OBJECTIVE.
Quote the entries in full, character for character, without their images.

[begin INFORMATION SHOWN]

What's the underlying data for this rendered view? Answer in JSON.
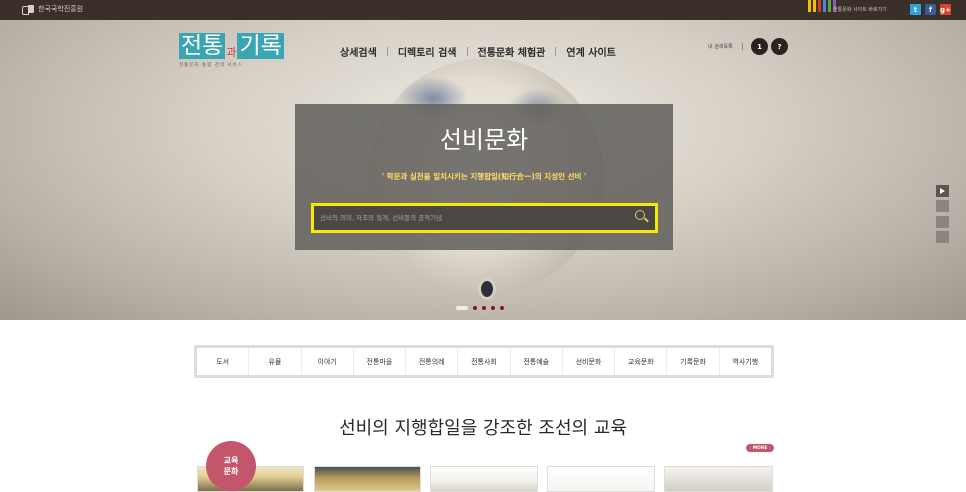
{
  "topbar": {
    "org_name": "한국국학진흥원",
    "shortcut_label": "전통문화 사이트 바로가기",
    "shortcut_bar_colors": [
      "#f2c200",
      "#f2c200",
      "#d63a2c",
      "#3f8bd6",
      "#5aa33d",
      "#8d5bb7"
    ],
    "social": [
      {
        "icon": "twitter-icon",
        "glyph": "t",
        "color": "#2ba3e1"
      },
      {
        "icon": "facebook-icon",
        "glyph": "f",
        "color": "#3b5a9a"
      },
      {
        "icon": "google-plus-icon",
        "glyph": "g+",
        "color": "#d8412f"
      }
    ]
  },
  "logo": {
    "part1": "전통",
    "middle": "과",
    "part2": "기록",
    "subtitle": "전통문화 통합 검색 서비스",
    "color_teal": "#3aa6b4",
    "color_red": "#c33c4b"
  },
  "nav": {
    "items": [
      "상세검색",
      "디렉토리 검색",
      "전통문화 체험관",
      "연계 사이트"
    ]
  },
  "header_util": {
    "my_list": "내 검색목록",
    "btn_one": "1",
    "btn_help": "?"
  },
  "hero": {
    "title": "선비문화",
    "description": "' 학문과 실천을 일치시키는 지행합일(知行合一)의 지성인 선비 '",
    "search": {
      "placeholder": "선비의 의미, 자조의 철게, 선비들의 공적기념",
      "value": "",
      "highlight_color": "#f4ea0a"
    },
    "slides_count": 5,
    "active_slide": 1
  },
  "categories": [
    "도서",
    "유물",
    "이야기",
    "전통마을",
    "전통의례",
    "전통사회",
    "전통예술",
    "선비문화",
    "교육문화",
    "기록문화",
    "역사기행"
  ],
  "section": {
    "title": "선비의 지행합일을 강조한 조선의 교육",
    "more_label": "MORE",
    "badge_line1": "교육",
    "badge_line2": "문화",
    "badge_color": "#c4566b"
  }
}
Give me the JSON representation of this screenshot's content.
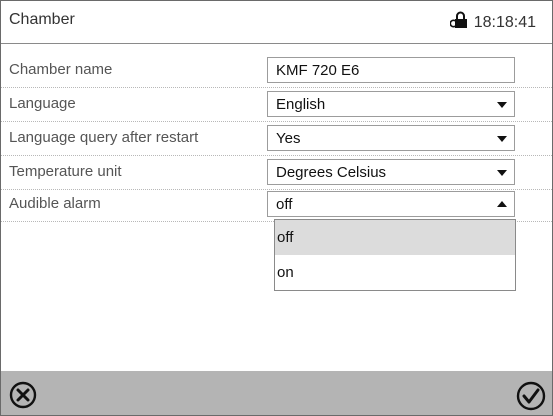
{
  "header": {
    "title": "Chamber",
    "time": "18:18:41",
    "status_icon": "door-lock-icon"
  },
  "settings": [
    {
      "label": "Chamber name",
      "value": "KMF 720 E6",
      "control": "text"
    },
    {
      "label": "Language",
      "value": "English",
      "control": "dropdown"
    },
    {
      "label": "Language query after restart",
      "value": "Yes",
      "control": "dropdown"
    },
    {
      "label": "Temperature unit",
      "value": "Degrees Celsius",
      "control": "dropdown"
    },
    {
      "label": "Audible alarm",
      "value": "off",
      "control": "dropdown-open"
    }
  ],
  "dropdown": {
    "options": [
      "off",
      "on"
    ],
    "selected": "off"
  },
  "footer": {
    "cancel_icon": "cancel-circle-x-icon",
    "confirm_icon": "confirm-circle-check-icon"
  },
  "colors": {
    "footer_bg": "#b4b4b4",
    "highlight": "#dcdcdc",
    "border": "#8a8a8a"
  }
}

[end INFORMATION SHOWN]

WRITTEN REPLY.
What's the underlying data for this rendered view? Answer in JSON.
{
  "topbar": {
    "org_name": "한국국학진흥원",
    "shortcut_label": "전통문화 사이트 바로가기",
    "shortcut_bar_colors": [
      "#f2c200",
      "#f2c200",
      "#d63a2c",
      "#3f8bd6",
      "#5aa33d",
      "#8d5bb7"
    ],
    "social": [
      {
        "icon": "twitter-icon",
        "glyph": "t",
        "color": "#2ba3e1"
      },
      {
        "icon": "facebook-icon",
        "glyph": "f",
        "color": "#3b5a9a"
      },
      {
        "icon": "google-plus-icon",
        "glyph": "g+",
        "color": "#d8412f"
      }
    ]
  },
  "logo": {
    "part1": "전통",
    "middle": "과",
    "part2": "기록",
    "subtitle": "전통문화 통합 검색 서비스",
    "color_teal": "#3aa6b4",
    "color_red": "#c33c4b"
  },
  "nav": {
    "items": [
      "상세검색",
      "디렉토리 검색",
      "전통문화 체험관",
      "연계 사이트"
    ]
  },
  "header_util": {
    "my_list": "내 검색목록",
    "btn_one": "1",
    "btn_help": "?"
  },
  "hero": {
    "title": "선비문화",
    "description": "' 학문과 실천을 일치시키는 지행합일(知行合一)의 지성인 선비 '",
    "search": {
      "placeholder": "선비의 의미, 자조의 철게, 선비들의 공적기념",
      "value": "",
      "highlight_color": "#f4ea0a"
    },
    "slides_count": 5,
    "active_slide": 1
  },
  "categories": [
    "도서",
    "유물",
    "이야기",
    "전통마을",
    "전통의례",
    "전통사회",
    "전통예술",
    "선비문화",
    "교육문화",
    "기록문화",
    "역사기행"
  ],
  "section": {
    "title": "선비의 지행합일을 강조한 조선의 교육",
    "more_label": "MORE",
    "badge_line1": "교육",
    "badge_line2": "문화",
    "badge_color": "#c4566b"
  }
}
Give me the JSON representation of this screenshot's content.
{
  "header": {
    "title": "Chamber",
    "time": "18:18:41",
    "status_icon": "door-lock-icon"
  },
  "settings": [
    {
      "label": "Chamber name",
      "value": "KMF 720 E6",
      "control": "text"
    },
    {
      "label": "Language",
      "value": "English",
      "control": "dropdown"
    },
    {
      "label": "Language query after restart",
      "value": "Yes",
      "control": "dropdown"
    },
    {
      "label": "Temperature unit",
      "value": "Degrees Celsius",
      "control": "dropdown"
    },
    {
      "label": "Audible alarm",
      "value": "off",
      "control": "dropdown-open"
    }
  ],
  "dropdown": {
    "options": [
      "off",
      "on"
    ],
    "selected": "off"
  },
  "footer": {
    "cancel_icon": "cancel-circle-x-icon",
    "confirm_icon": "confirm-circle-check-icon"
  },
  "colors": {
    "footer_bg": "#b4b4b4",
    "highlight": "#dcdcdc",
    "border": "#8a8a8a"
  }
}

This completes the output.